AIM
Copy out each line exactly; pictures stay out of the copy.

DATASET RECORDS
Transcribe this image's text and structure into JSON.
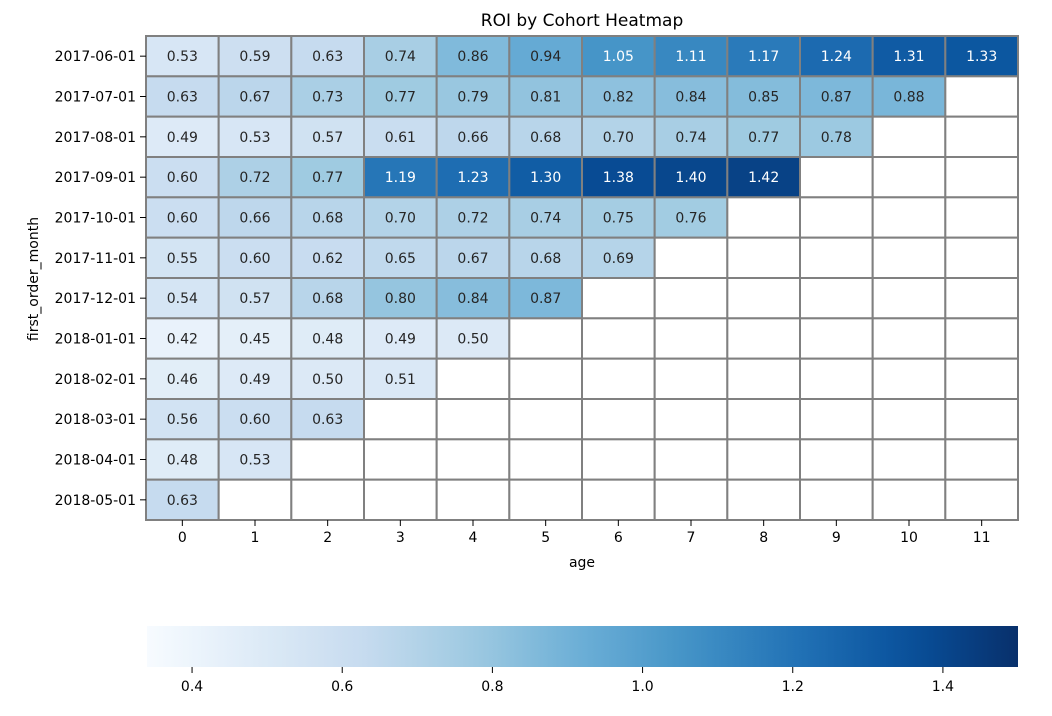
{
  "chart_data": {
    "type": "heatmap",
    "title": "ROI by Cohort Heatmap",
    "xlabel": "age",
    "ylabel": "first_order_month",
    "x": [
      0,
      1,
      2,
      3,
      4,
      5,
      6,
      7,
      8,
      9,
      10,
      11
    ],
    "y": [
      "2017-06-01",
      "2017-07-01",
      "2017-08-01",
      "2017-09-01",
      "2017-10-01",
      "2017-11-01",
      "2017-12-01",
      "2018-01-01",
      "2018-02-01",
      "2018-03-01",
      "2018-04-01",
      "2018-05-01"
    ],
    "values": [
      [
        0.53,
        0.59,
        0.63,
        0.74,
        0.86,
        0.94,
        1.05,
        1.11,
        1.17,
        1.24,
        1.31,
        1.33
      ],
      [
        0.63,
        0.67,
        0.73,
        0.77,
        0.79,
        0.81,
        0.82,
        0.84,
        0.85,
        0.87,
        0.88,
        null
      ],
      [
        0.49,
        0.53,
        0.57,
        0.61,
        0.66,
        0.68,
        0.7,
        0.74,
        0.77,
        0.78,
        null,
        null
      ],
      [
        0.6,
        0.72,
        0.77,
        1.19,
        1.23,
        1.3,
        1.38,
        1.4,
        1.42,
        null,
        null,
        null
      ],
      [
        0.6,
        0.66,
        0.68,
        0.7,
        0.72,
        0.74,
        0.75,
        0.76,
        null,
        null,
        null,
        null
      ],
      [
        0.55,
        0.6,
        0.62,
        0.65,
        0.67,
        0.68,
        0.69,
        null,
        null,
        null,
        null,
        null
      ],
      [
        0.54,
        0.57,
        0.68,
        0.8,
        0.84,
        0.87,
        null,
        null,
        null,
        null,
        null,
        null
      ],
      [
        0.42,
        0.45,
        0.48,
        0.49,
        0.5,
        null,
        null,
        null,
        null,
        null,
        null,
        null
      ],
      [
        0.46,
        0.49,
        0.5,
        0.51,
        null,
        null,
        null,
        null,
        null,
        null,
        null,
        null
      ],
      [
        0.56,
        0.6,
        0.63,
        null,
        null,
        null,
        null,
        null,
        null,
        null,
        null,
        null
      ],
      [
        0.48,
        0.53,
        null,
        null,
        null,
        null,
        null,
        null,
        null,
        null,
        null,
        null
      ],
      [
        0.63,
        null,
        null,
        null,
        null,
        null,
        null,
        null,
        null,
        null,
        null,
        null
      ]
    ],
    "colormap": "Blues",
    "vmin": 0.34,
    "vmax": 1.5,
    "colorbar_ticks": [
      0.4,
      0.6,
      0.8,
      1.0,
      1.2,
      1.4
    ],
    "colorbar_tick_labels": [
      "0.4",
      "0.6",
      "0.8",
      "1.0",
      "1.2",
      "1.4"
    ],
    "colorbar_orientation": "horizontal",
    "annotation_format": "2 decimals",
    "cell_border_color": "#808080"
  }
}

THE SOLUTION
Transcribe this image's text and structure into JSON.
{
  "chart_data": {
    "type": "heatmap",
    "title": "ROI by Cohort Heatmap",
    "xlabel": "age",
    "ylabel": "first_order_month",
    "x": [
      0,
      1,
      2,
      3,
      4,
      5,
      6,
      7,
      8,
      9,
      10,
      11
    ],
    "y": [
      "2017-06-01",
      "2017-07-01",
      "2017-08-01",
      "2017-09-01",
      "2017-10-01",
      "2017-11-01",
      "2017-12-01",
      "2018-01-01",
      "2018-02-01",
      "2018-03-01",
      "2018-04-01",
      "2018-05-01"
    ],
    "values": [
      [
        0.53,
        0.59,
        0.63,
        0.74,
        0.86,
        0.94,
        1.05,
        1.11,
        1.17,
        1.24,
        1.31,
        1.33
      ],
      [
        0.63,
        0.67,
        0.73,
        0.77,
        0.79,
        0.81,
        0.82,
        0.84,
        0.85,
        0.87,
        0.88,
        null
      ],
      [
        0.49,
        0.53,
        0.57,
        0.61,
        0.66,
        0.68,
        0.7,
        0.74,
        0.77,
        0.78,
        null,
        null
      ],
      [
        0.6,
        0.72,
        0.77,
        1.19,
        1.23,
        1.3,
        1.38,
        1.4,
        1.42,
        null,
        null,
        null
      ],
      [
        0.6,
        0.66,
        0.68,
        0.7,
        0.72,
        0.74,
        0.75,
        0.76,
        null,
        null,
        null,
        null
      ],
      [
        0.55,
        0.6,
        0.62,
        0.65,
        0.67,
        0.68,
        0.69,
        null,
        null,
        null,
        null,
        null
      ],
      [
        0.54,
        0.57,
        0.68,
        0.8,
        0.84,
        0.87,
        null,
        null,
        null,
        null,
        null,
        null
      ],
      [
        0.42,
        0.45,
        0.48,
        0.49,
        0.5,
        null,
        null,
        null,
        null,
        null,
        null,
        null
      ],
      [
        0.46,
        0.49,
        0.5,
        0.51,
        null,
        null,
        null,
        null,
        null,
        null,
        null,
        null
      ],
      [
        0.56,
        0.6,
        0.63,
        null,
        null,
        null,
        null,
        null,
        null,
        null,
        null,
        null
      ],
      [
        0.48,
        0.53,
        null,
        null,
        null,
        null,
        null,
        null,
        null,
        null,
        null,
        null
      ],
      [
        0.63,
        null,
        null,
        null,
        null,
        null,
        null,
        null,
        null,
        null,
        null,
        null
      ]
    ],
    "colormap": "Blues",
    "vmin": 0.34,
    "vmax": 1.5,
    "colorbar_ticks": [
      0.4,
      0.6,
      0.8,
      1.0,
      1.2,
      1.4
    ],
    "colorbar_tick_labels": [
      "0.4",
      "0.6",
      "0.8",
      "1.0",
      "1.2",
      "1.4"
    ],
    "colorbar_orientation": "horizontal",
    "annotation_format": "2 decimals",
    "cell_border_color": "#808080"
  }
}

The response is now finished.